What is being asked> Look through the records that follow. Copy every line containing the word "sockets".

[Extracted records]
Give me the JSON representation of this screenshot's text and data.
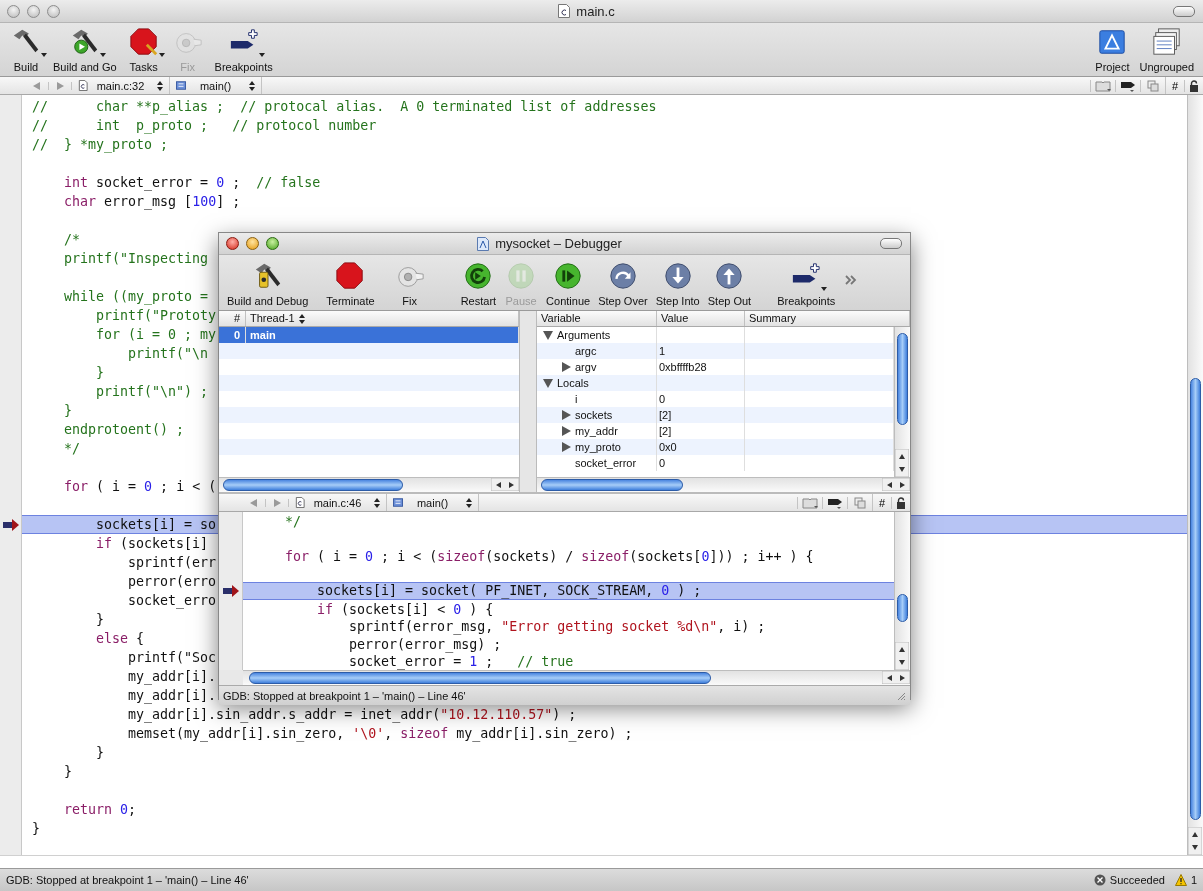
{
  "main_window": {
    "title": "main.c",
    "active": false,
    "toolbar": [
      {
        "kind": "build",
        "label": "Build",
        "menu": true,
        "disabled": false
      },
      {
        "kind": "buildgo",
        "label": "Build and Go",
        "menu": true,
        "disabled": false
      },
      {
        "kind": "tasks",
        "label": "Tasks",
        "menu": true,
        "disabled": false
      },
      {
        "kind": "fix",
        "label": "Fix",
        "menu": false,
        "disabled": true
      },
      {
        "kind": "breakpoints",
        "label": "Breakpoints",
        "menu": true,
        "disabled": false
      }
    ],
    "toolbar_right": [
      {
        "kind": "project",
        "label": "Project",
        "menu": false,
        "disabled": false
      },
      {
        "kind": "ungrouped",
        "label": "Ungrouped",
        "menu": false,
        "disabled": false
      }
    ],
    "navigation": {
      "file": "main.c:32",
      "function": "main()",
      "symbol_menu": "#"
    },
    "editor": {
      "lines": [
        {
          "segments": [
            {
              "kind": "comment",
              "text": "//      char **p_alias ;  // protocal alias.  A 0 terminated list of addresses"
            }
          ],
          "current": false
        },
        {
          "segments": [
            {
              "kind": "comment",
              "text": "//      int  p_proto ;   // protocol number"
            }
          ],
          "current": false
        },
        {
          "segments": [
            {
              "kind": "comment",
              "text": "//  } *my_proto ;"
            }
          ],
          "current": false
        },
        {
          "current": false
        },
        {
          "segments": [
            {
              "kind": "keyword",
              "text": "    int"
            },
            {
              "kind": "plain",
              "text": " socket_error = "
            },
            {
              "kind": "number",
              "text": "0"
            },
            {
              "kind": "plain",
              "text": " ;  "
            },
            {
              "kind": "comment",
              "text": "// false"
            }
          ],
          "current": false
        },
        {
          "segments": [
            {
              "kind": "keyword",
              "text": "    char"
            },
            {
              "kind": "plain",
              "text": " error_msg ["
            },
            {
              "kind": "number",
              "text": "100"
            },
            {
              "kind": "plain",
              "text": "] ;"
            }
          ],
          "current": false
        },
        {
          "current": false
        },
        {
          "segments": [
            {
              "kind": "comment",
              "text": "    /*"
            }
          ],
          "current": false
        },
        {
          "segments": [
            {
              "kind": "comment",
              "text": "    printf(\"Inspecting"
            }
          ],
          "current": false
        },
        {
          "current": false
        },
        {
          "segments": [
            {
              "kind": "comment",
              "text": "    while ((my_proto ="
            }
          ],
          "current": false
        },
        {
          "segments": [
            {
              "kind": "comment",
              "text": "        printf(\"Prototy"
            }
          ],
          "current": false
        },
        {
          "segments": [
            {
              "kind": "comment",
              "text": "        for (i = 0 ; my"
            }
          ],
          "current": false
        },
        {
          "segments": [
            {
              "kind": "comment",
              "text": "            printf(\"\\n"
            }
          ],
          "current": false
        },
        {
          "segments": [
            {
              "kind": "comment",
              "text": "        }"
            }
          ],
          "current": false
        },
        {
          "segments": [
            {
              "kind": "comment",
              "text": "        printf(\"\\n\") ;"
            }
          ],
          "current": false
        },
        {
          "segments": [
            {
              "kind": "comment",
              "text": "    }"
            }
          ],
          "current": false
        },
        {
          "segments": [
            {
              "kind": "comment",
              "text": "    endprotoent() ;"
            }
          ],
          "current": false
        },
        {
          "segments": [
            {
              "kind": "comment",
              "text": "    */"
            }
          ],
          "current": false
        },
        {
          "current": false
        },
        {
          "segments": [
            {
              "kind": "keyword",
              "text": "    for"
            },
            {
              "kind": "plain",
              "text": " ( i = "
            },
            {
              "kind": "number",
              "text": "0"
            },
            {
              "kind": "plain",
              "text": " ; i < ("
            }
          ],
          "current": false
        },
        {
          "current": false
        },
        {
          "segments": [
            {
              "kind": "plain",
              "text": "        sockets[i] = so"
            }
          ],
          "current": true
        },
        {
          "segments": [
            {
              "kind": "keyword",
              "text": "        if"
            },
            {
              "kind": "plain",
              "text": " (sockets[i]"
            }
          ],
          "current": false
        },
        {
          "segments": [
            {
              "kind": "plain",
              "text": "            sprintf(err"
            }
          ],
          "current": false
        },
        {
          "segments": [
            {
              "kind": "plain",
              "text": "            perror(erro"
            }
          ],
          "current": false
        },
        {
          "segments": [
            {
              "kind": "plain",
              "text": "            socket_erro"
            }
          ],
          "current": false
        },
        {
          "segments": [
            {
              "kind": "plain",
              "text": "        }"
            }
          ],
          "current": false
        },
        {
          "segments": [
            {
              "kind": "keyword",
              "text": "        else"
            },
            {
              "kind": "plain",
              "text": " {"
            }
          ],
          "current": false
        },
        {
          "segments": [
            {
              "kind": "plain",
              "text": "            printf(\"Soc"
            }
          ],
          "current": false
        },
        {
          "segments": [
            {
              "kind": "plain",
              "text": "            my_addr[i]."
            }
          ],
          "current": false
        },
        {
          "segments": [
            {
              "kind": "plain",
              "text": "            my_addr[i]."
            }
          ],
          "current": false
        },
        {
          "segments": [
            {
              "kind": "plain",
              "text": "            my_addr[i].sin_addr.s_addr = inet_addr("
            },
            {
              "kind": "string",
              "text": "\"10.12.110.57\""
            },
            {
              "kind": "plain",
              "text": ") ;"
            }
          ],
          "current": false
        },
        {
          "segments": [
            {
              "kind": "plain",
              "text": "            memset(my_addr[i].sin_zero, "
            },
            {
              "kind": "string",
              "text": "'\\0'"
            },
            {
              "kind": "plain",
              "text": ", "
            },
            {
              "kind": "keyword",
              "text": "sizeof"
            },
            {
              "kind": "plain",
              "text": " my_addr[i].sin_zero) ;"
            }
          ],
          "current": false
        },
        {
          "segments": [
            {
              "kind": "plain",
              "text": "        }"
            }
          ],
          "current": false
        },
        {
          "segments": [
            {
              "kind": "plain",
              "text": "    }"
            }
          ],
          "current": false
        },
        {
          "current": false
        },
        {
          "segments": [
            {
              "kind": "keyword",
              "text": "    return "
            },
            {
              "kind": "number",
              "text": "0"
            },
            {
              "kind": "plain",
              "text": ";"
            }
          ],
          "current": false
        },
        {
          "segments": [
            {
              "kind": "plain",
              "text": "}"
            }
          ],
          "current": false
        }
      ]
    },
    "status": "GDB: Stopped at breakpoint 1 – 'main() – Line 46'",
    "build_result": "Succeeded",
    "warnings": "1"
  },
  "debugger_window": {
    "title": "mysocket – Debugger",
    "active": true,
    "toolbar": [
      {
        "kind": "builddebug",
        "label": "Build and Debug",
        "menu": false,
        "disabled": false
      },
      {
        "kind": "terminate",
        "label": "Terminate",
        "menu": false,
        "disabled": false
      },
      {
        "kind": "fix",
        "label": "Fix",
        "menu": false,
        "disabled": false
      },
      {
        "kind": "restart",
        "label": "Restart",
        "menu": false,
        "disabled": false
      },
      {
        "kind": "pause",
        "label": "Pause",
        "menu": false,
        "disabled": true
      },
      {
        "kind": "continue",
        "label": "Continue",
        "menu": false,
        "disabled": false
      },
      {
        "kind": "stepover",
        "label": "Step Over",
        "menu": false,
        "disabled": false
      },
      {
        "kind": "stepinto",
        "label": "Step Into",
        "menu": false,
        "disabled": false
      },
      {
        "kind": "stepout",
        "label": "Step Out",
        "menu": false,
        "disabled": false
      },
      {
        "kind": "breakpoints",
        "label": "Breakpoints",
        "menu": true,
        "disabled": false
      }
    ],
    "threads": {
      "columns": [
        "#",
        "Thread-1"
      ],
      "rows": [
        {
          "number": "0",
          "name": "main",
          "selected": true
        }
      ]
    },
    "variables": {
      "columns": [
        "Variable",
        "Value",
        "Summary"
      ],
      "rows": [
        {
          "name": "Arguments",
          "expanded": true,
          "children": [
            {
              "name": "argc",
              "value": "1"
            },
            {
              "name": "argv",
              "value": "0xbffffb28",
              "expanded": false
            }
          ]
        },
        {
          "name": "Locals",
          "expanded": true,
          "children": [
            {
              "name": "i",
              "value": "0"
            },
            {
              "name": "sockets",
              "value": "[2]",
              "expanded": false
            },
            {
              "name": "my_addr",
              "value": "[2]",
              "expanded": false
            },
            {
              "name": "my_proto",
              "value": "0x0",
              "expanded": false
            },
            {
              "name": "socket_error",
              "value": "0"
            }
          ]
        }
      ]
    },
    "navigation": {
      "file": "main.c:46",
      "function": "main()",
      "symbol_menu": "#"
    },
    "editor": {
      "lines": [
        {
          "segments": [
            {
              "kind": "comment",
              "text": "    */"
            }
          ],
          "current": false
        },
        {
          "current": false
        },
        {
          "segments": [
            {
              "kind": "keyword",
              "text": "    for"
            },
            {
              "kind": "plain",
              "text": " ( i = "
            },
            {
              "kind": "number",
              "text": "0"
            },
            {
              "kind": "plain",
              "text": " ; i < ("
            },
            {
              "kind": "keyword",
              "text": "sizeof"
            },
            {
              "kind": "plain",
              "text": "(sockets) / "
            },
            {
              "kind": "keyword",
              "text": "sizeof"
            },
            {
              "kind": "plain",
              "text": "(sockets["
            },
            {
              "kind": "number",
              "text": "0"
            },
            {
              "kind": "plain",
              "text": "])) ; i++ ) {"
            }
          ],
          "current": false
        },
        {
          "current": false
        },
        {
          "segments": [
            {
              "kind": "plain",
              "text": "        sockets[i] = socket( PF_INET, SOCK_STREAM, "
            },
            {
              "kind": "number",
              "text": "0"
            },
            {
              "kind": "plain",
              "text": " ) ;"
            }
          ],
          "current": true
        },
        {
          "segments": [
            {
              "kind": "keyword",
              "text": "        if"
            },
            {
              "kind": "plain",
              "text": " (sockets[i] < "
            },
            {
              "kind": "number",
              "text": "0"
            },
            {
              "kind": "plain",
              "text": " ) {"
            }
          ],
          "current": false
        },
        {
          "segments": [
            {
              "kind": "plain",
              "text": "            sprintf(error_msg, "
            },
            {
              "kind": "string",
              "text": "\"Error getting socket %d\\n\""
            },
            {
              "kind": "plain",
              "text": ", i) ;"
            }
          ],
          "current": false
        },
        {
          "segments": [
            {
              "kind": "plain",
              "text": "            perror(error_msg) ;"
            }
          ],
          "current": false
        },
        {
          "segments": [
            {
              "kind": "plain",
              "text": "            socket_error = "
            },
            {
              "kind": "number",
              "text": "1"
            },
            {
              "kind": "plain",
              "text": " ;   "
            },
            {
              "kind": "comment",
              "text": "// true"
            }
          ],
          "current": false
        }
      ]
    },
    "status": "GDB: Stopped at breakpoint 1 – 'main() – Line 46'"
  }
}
--
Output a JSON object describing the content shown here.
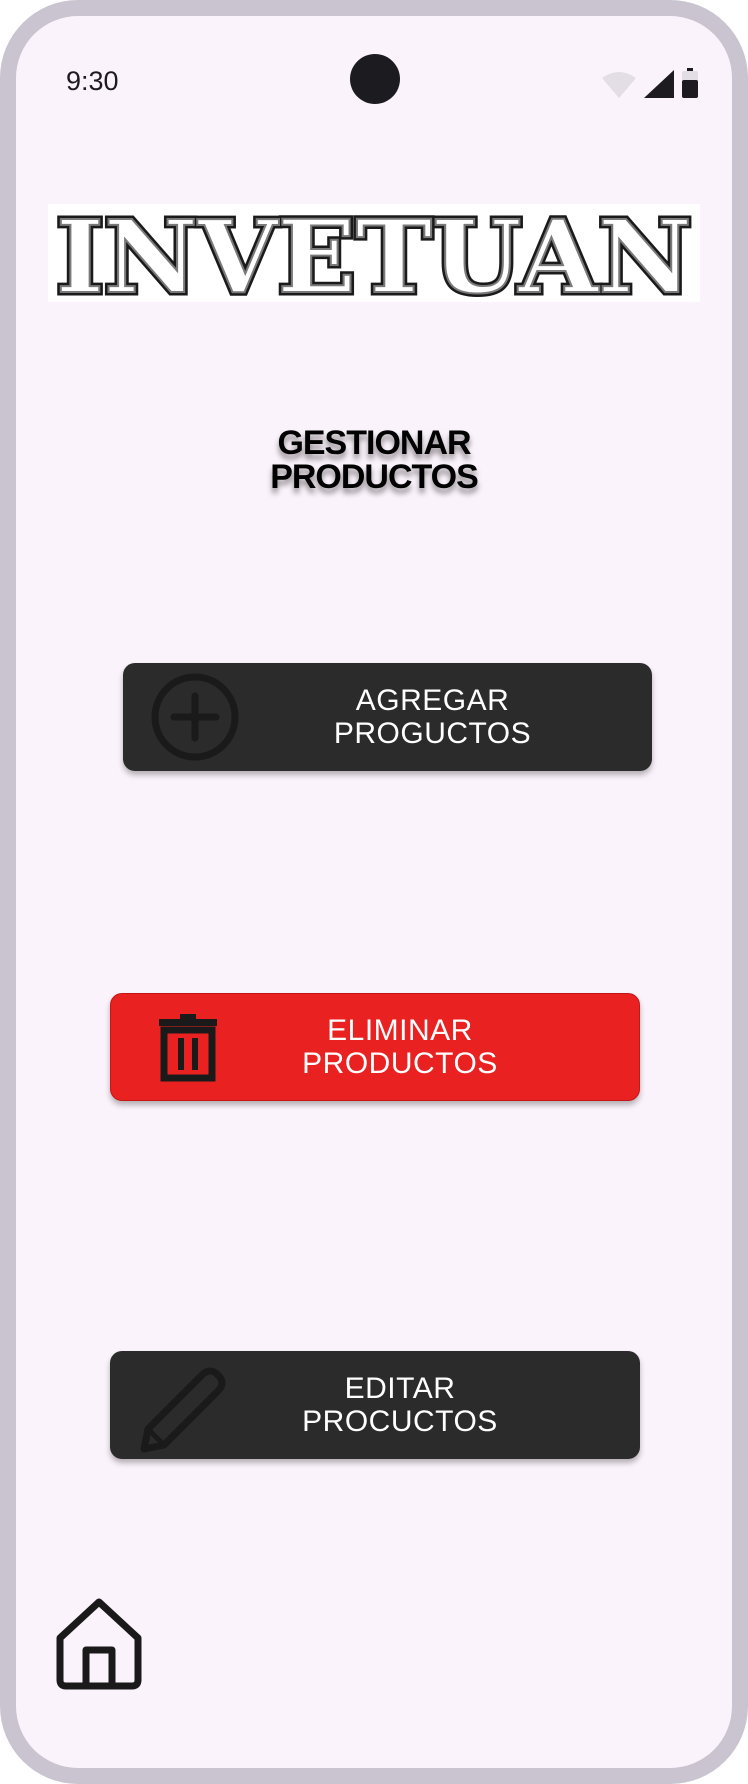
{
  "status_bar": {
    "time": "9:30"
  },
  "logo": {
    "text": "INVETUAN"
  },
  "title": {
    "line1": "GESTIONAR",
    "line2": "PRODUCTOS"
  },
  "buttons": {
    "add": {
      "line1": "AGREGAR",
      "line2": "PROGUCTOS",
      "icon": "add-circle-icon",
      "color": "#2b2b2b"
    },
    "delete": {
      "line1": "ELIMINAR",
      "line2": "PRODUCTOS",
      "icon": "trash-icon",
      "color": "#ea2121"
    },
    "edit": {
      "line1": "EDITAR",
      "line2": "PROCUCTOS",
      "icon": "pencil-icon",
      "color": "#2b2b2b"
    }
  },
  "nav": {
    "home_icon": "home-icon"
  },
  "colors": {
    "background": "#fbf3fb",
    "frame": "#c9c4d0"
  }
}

Written response>
              "text": "        sockets[i] = so"
              "text": " (sockets[i]"
              "name": "sockets",
              "text": "(sockets) / "
              "text": "(sockets["
              "text": "        sockets[i] = socket( PF_INET, SOCK_STREAM, "
              "text": " (sockets[i] < "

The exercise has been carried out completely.